Source data:
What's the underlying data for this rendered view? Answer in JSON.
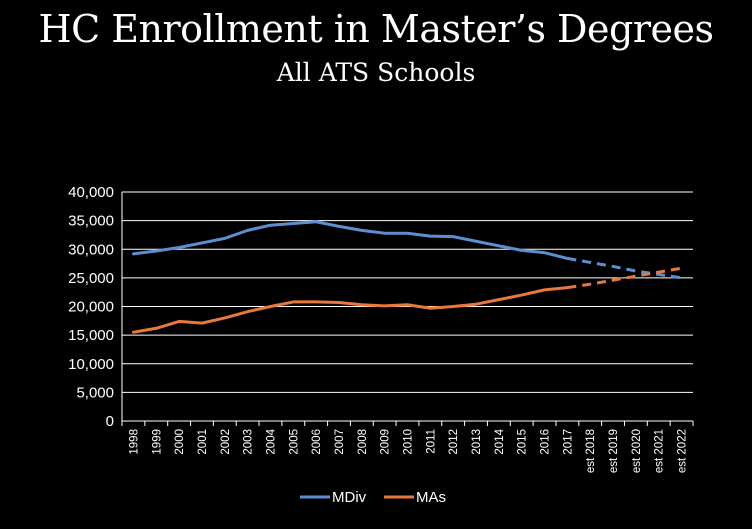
{
  "chart_data": {
    "type": "line",
    "title": "HC Enrollment in Master’s Degrees",
    "subtitle": "All ATS Schools",
    "xlabel": "",
    "ylabel": "",
    "categories": [
      "1998",
      "1999",
      "2000",
      "2001",
      "2002",
      "2003",
      "2004",
      "2005",
      "2006",
      "2007",
      "2008",
      "2009",
      "2010",
      "2011",
      "2012",
      "2013",
      "2014",
      "2015",
      "2016",
      "2017",
      "est 2018",
      "est 2019",
      "est 2020",
      "est 2021",
      "est 2022"
    ],
    "ylim": [
      0,
      40000
    ],
    "yticks": [
      "0",
      "5,000",
      "10,000",
      "15,000",
      "20,000",
      "25,000",
      "30,000",
      "35,000",
      "40,000"
    ],
    "yticks_values": [
      0,
      5000,
      10000,
      15000,
      20000,
      25000,
      30000,
      35000,
      40000
    ],
    "grid": true,
    "legend_position": "bottom",
    "estimated_from_category": "est 2018",
    "series": [
      {
        "name": "MDiv",
        "color": "#5b8fd1",
        "values": [
          29200,
          29700,
          30300,
          31100,
          31900,
          33300,
          34200,
          34500,
          34800,
          34000,
          33300,
          32800,
          32800,
          32300,
          32200,
          31400,
          30600,
          29800,
          29400,
          28400,
          27700,
          27000,
          26200,
          25600,
          25000
        ]
      },
      {
        "name": "MAs",
        "color": "#e8793a",
        "values": [
          15500,
          16200,
          17400,
          17100,
          18000,
          19100,
          20000,
          20800,
          20800,
          20700,
          20300,
          20100,
          20300,
          19700,
          20000,
          20400,
          21200,
          22000,
          22900,
          23300,
          23900,
          24600,
          25300,
          26000,
          26700
        ]
      }
    ]
  }
}
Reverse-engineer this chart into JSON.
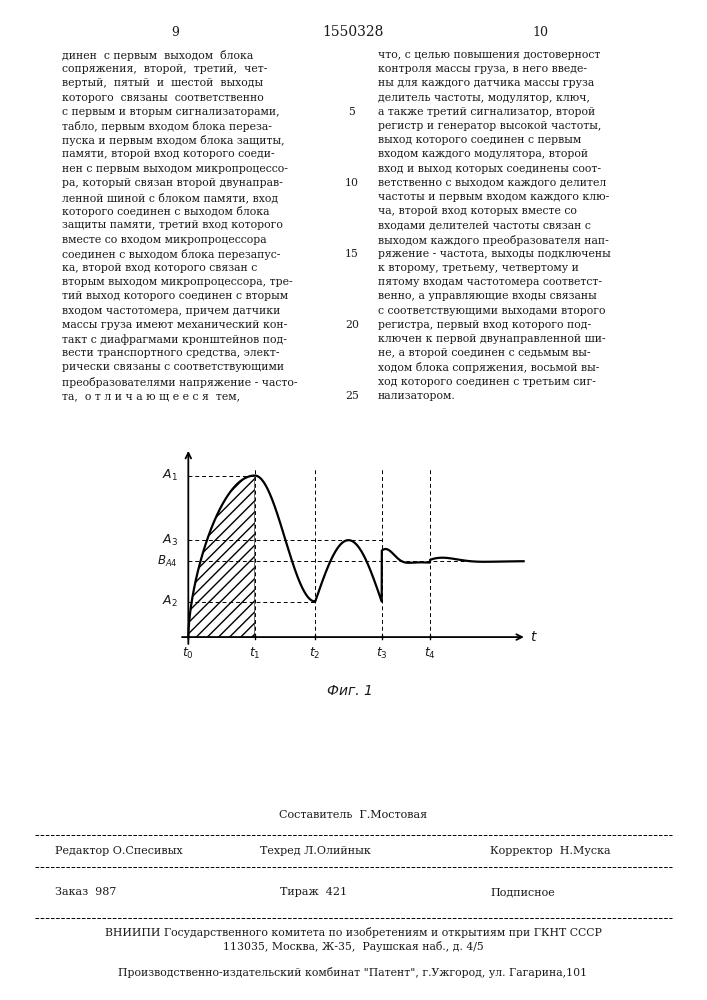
{
  "page_number_left": "9",
  "page_number_center": "1550328",
  "page_number_right": "10",
  "left_lines": [
    "динен  с первым  выходом  блока",
    "сопряжения,  второй,  третий,  чет-",
    "вертый,  пятый  и  шестой  выходы",
    "которого  связаны  соответственно",
    "с первым и вторым сигнализаторами,",
    "табло, первым входом блока переза-",
    "пуска и первым входом блока защиты,",
    "памяти, второй вход которого соеди-",
    "нен с первым выходом микропроцессо-",
    "ра, который связан второй двунаправ-",
    "ленной шиной с блоком памяти, вход",
    "которого соединен с выходом блока",
    "защиты памяти, третий вход которого",
    "вместе со входом микропроцессора",
    "соединен с выходом блока перезапус-",
    "ка, второй вход которого связан с",
    "вторым выходом микропроцессора, тре-",
    "тий выход которого соединен с вторым",
    "входом частотомера, причем датчики",
    "массы груза имеют механический кон-",
    "такт с диафрагмами кронштейнов под-",
    "вести транспортного средства, элект-",
    "рически связаны с соответствующими",
    "преобразователями напряжение - часто-",
    "та,  о т л и ч а ю щ е е с я  тем,"
  ],
  "right_lines": [
    "что, с целью повышения достоверност",
    "контроля массы груза, в него введе-",
    "ны для каждого датчика массы груза",
    "делитель частоты, модулятор, ключ,",
    "а также третий сигнализатор, второй",
    "регистр и генератор высокой частоты,",
    "выход которого соединен с первым",
    "входом каждого модулятора, второй",
    "вход и выход которых соединены соот-",
    "ветственно с выходом каждого делител",
    "частоты и первым входом каждого клю-",
    "ча, второй вход которых вместе со",
    "входами делителей частоты связан с",
    "выходом каждого преобразователя нап-",
    "ряжение - частота, выходы подключены",
    "к второму, третьему, четвертому и",
    "пятому входам частотомера соответст-",
    "венно, а управляющие входы связаны",
    "с соответствующими выходами второго",
    "регистра, первый вход которого под-",
    "ключен к первой двунаправленной ши-",
    "не, а второй соединен с седьмым вы-",
    "ходом блока сопряжения, восьмой вы-",
    "ход которого соединен с третьим сиг-",
    "нализатором."
  ],
  "line_numbers": [
    [
      5,
      4
    ],
    [
      10,
      9
    ],
    [
      15,
      14
    ],
    [
      20,
      19
    ],
    [
      25,
      24
    ]
  ],
  "footer_top": "Составитель  Г.Мостовая",
  "footer_editor": "Редактор О.Спесивых",
  "footer_tech": "Техред Л.Олийнык",
  "footer_corrector": "Корректор  Н.Муска",
  "footer_order": "Заказ  987",
  "footer_print": "Тираж  421",
  "footer_sign": "Подписное",
  "footer_org1": "ВНИИПИ Государственного комитета по изобретениям и открытиям при ГКНТ СССР",
  "footer_org2": "113035, Москва, Ж-35,  Раушская наб., д. 4/5",
  "footer_prod": "Производственно-издательский комбинат \"Патент\", г.Ужгород, ул. Гагарина,101",
  "bg_color": "#ffffff",
  "text_color": "#1a1a1a"
}
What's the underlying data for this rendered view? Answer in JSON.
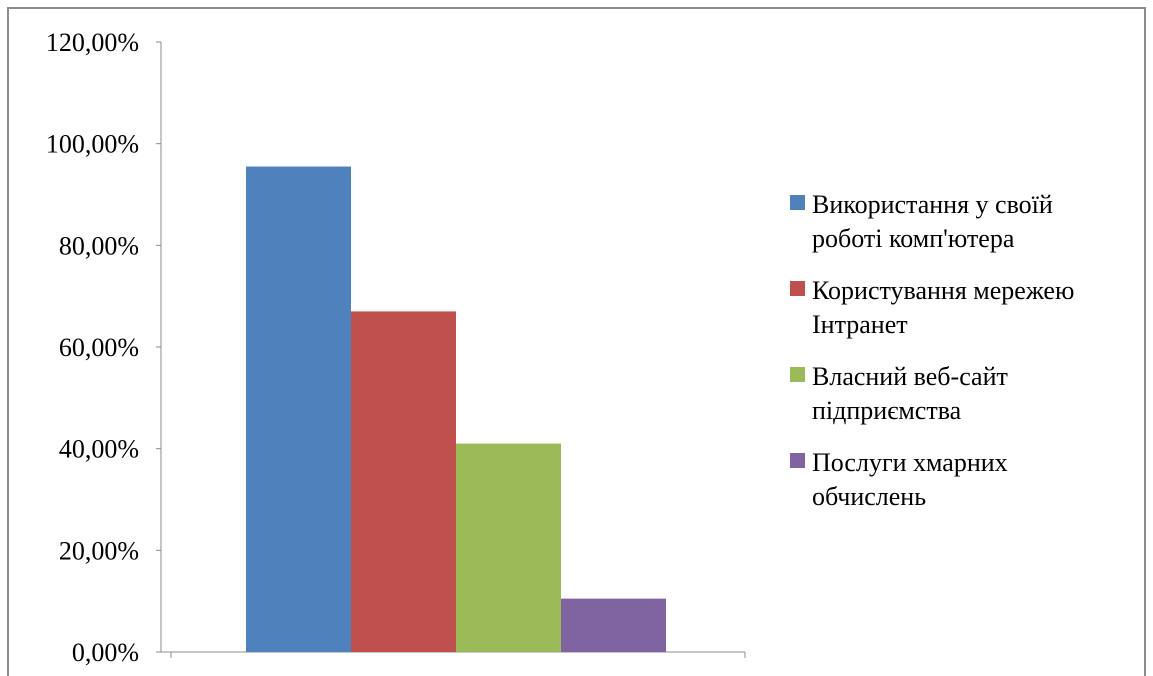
{
  "chart_data": {
    "type": "bar",
    "title": "",
    "xlabel": "",
    "ylabel": "",
    "ylim": [
      0,
      120
    ],
    "yticks": [
      0,
      20,
      40,
      60,
      80,
      100,
      120
    ],
    "ytick_labels": [
      "0,00%",
      "20,00%",
      "40,00%",
      "60,00%",
      "80,00%",
      "100,00%",
      "120,00%"
    ],
    "grid": false,
    "legend_position": "right",
    "categories": [
      ""
    ],
    "series": [
      {
        "name": "Використання у своїй роботі комп'ютера",
        "name_lines": [
          "Використання у своїй",
          "роботі комп'ютера"
        ],
        "values": [
          95.5
        ],
        "color": "#4f81bd"
      },
      {
        "name": "Користування мережею Інтранет",
        "name_lines": [
          "Користування мережею",
          "Інтранет"
        ],
        "values": [
          67
        ],
        "color": "#c0504d"
      },
      {
        "name": "Власний веб-сайт підприємства",
        "name_lines": [
          "Власний веб-сайт",
          "підприємства"
        ],
        "values": [
          41
        ],
        "color": "#9bbb59"
      },
      {
        "name": "Послуги хмарних обчислень",
        "name_lines": [
          "Послуги хмарних",
          "обчислень"
        ],
        "values": [
          10.5
        ],
        "color": "#8064a2"
      }
    ]
  }
}
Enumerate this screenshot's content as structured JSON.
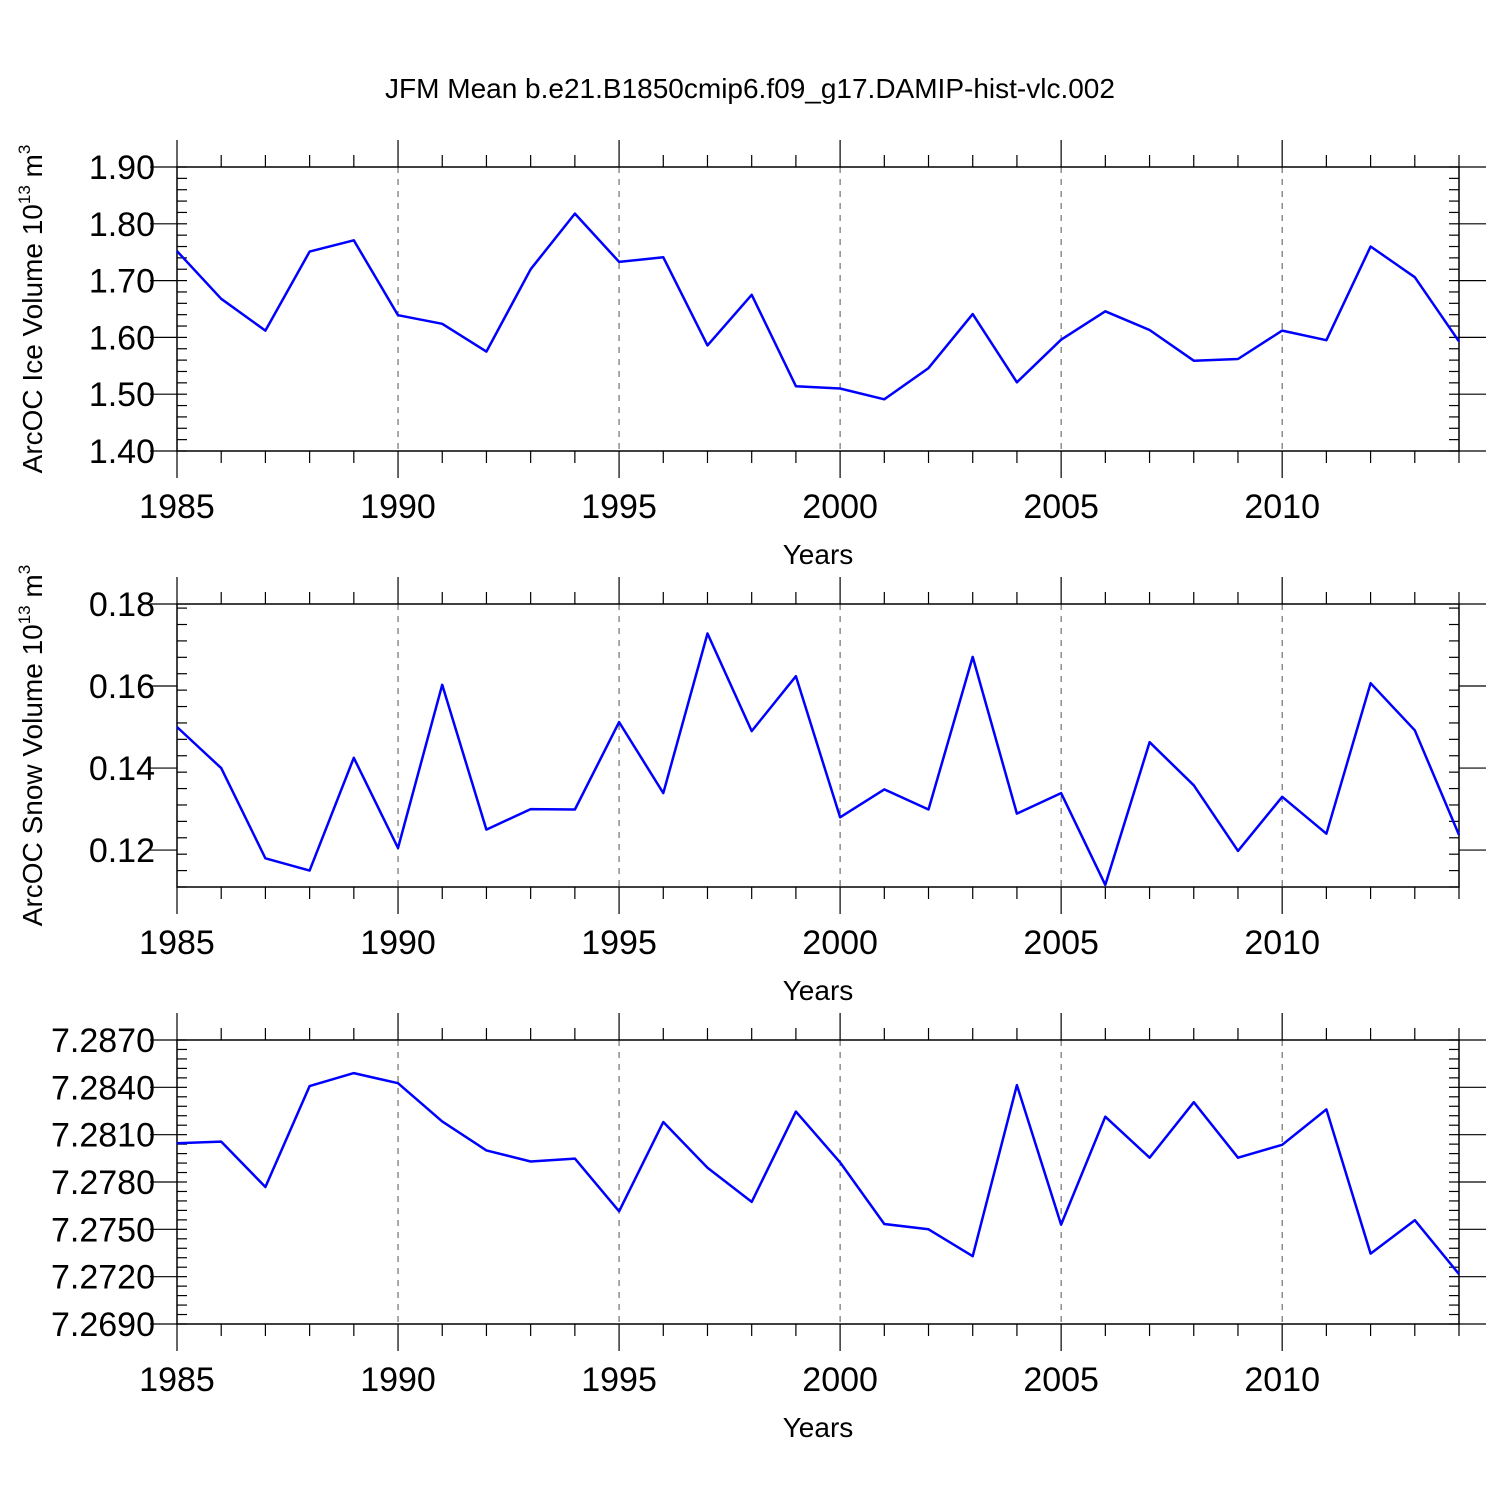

**What the task asks:** Copy the entries exactly. Leave out the images.

**Answer to the task:**
What's the underlying data for this rendered view? Answer in JSON.
{
  "chart_data": {
    "type": "line",
    "title": "HC Enrollment in Master’s Degrees",
    "subtitle": "All ATS Schools",
    "xlabel": "",
    "ylabel": "",
    "categories": [
      "1998",
      "1999",
      "2000",
      "2001",
      "2002",
      "2003",
      "2004",
      "2005",
      "2006",
      "2007",
      "2008",
      "2009",
      "2010",
      "2011",
      "2012",
      "2013",
      "2014",
      "2015",
      "2016",
      "2017",
      "est 2018",
      "est 2019",
      "est 2020",
      "est 2021",
      "est 2022"
    ],
    "ylim": [
      0,
      40000
    ],
    "yticks": [
      "0",
      "5,000",
      "10,000",
      "15,000",
      "20,000",
      "25,000",
      "30,000",
      "35,000",
      "40,000"
    ],
    "yticks_values": [
      0,
      5000,
      10000,
      15000,
      20000,
      25000,
      30000,
      35000,
      40000
    ],
    "grid": true,
    "legend_position": "bottom",
    "estimated_from_category": "est 2018",
    "series": [
      {
        "name": "MDiv",
        "color": "#5b8fd1",
        "values": [
          29200,
          29700,
          30300,
          31100,
          31900,
          33300,
          34200,
          34500,
          34800,
          34000,
          33300,
          32800,
          32800,
          32300,
          32200,
          31400,
          30600,
          29800,
          29400,
          28400,
          27700,
          27000,
          26200,
          25600,
          25000
        ]
      },
      {
        "name": "MAs",
        "color": "#e8793a",
        "values": [
          15500,
          16200,
          17400,
          17100,
          18000,
          19100,
          20000,
          20800,
          20800,
          20700,
          20300,
          20100,
          20300,
          19700,
          20000,
          20400,
          21200,
          22000,
          22900,
          23300,
          23900,
          24600,
          25300,
          26000,
          26700
        ]
      }
    ]
  }
}
Reverse-engineer this chart into JSON.
{
  "page_number_left": "9",
  "page_number_center": "1550328",
  "page_number_right": "10",
  "left_lines": [
    "динен  с первым  выходом  блока",
    "сопряжения,  второй,  третий,  чет-",
    "вертый,  пятый  и  шестой  выходы",
    "которого  связаны  соответственно",
    "с первым и вторым сигнализаторами,",
    "табло, первым входом блока переза-",
    "пуска и первым входом блока защиты,",
    "памяти, второй вход которого соеди-",
    "нен с первым выходом микропроцессо-",
    "ра, который связан второй двунаправ-",
    "ленной шиной с блоком памяти, вход",
    "которого соединен с выходом блока",
    "защиты памяти, третий вход которого",
    "вместе со входом микропроцессора",
    "соединен с выходом блока перезапус-",
    "ка, второй вход которого связан с",
    "вторым выходом микропроцессора, тре-",
    "тий выход которого соединен с вторым",
    "входом частотомера, причем датчики",
    "массы груза имеют механический кон-",
    "такт с диафрагмами кронштейнов под-",
    "вести транспортного средства, элект-",
    "рически связаны с соответствующими",
    "преобразователями напряжение - часто-",
    "та,  о т л и ч а ю щ е е с я  тем,"
  ],
  "right_lines": [
    "что, с целью повышения достоверност",
    "контроля массы груза, в него введе-",
    "ны для каждого датчика массы груза",
    "делитель частоты, модулятор, ключ,",
    "а также третий сигнализатор, второй",
    "регистр и генератор высокой частоты,",
    "выход которого соединен с первым",
    "входом каждого модулятора, второй",
    "вход и выход которых соединены соот-",
    "ветственно с выходом каждого делител",
    "частоты и первым входом каждого клю-",
    "ча, второй вход которых вместе со",
    "входами делителей частоты связан с",
    "выходом каждого преобразователя нап-",
    "ряжение - частота, выходы подключены",
    "к второму, третьему, четвертому и",
    "пятому входам частотомера соответст-",
    "венно, а управляющие входы связаны",
    "с соответствующими выходами второго",
    "регистра, первый вход которого под-",
    "ключен к первой двунаправленной ши-",
    "не, а второй соединен с седьмым вы-",
    "ходом блока сопряжения, восьмой вы-",
    "ход которого соединен с третьим сиг-",
    "нализатором."
  ],
  "line_numbers": [
    [
      5,
      4
    ],
    [
      10,
      9
    ],
    [
      15,
      14
    ],
    [
      20,
      19
    ],
    [
      25,
      24
    ]
  ],
  "footer_top": "Составитель  Г.Мостовая",
  "footer_editor": "Редактор О.Спесивых",
  "footer_tech": "Техред Л.Олийнык",
  "footer_corrector": "Корректор  Н.Муска",
  "footer_order": "Заказ  987",
  "footer_print": "Тираж  421",
  "footer_sign": "Подписное",
  "footer_org1": "ВНИИПИ Государственного комитета по изобретениям и открытиям при ГКНТ СССР",
  "footer_org2": "113035, Москва, Ж-35,  Раушская наб., д. 4/5",
  "footer_prod": "Производственно-издательский комбинат \"Патент\", г.Ужгород, ул. Гагарина,101",
  "bg_color": "#ffffff",
  "text_color": "#1a1a1a"
}
What's the underlying data for this rendered view? Answer in JSON.
{
  "chart_data": {
    "type": "bar",
    "title": "",
    "xlabel": "",
    "ylabel": "",
    "ylim": [
      0,
      120
    ],
    "yticks": [
      0,
      20,
      40,
      60,
      80,
      100,
      120
    ],
    "ytick_labels": [
      "0,00%",
      "20,00%",
      "40,00%",
      "60,00%",
      "80,00%",
      "100,00%",
      "120,00%"
    ],
    "grid": false,
    "legend_position": "right",
    "categories": [
      ""
    ],
    "series": [
      {
        "name": "Використання у своїй роботі комп'ютера",
        "name_lines": [
          "Використання у своїй",
          "роботі комп'ютера"
        ],
        "values": [
          95.5
        ],
        "color": "#4f81bd"
      },
      {
        "name": "Користування мережею Інтранет",
        "name_lines": [
          "Користування мережею",
          "Інтранет"
        ],
        "values": [
          67
        ],
        "color": "#c0504d"
      },
      {
        "name": "Власний веб-сайт підприємства",
        "name_lines": [
          "Власний веб-сайт",
          "підприємства"
        ],
        "values": [
          41
        ],
        "color": "#9bbb59"
      },
      {
        "name": "Послуги хмарних обчислень",
        "name_lines": [
          "Послуги хмарних",
          "обчислень"
        ],
        "values": [
          10.5
        ],
        "color": "#8064a2"
      }
    ]
  }
}
Enumerate this screenshot's content as structured JSON.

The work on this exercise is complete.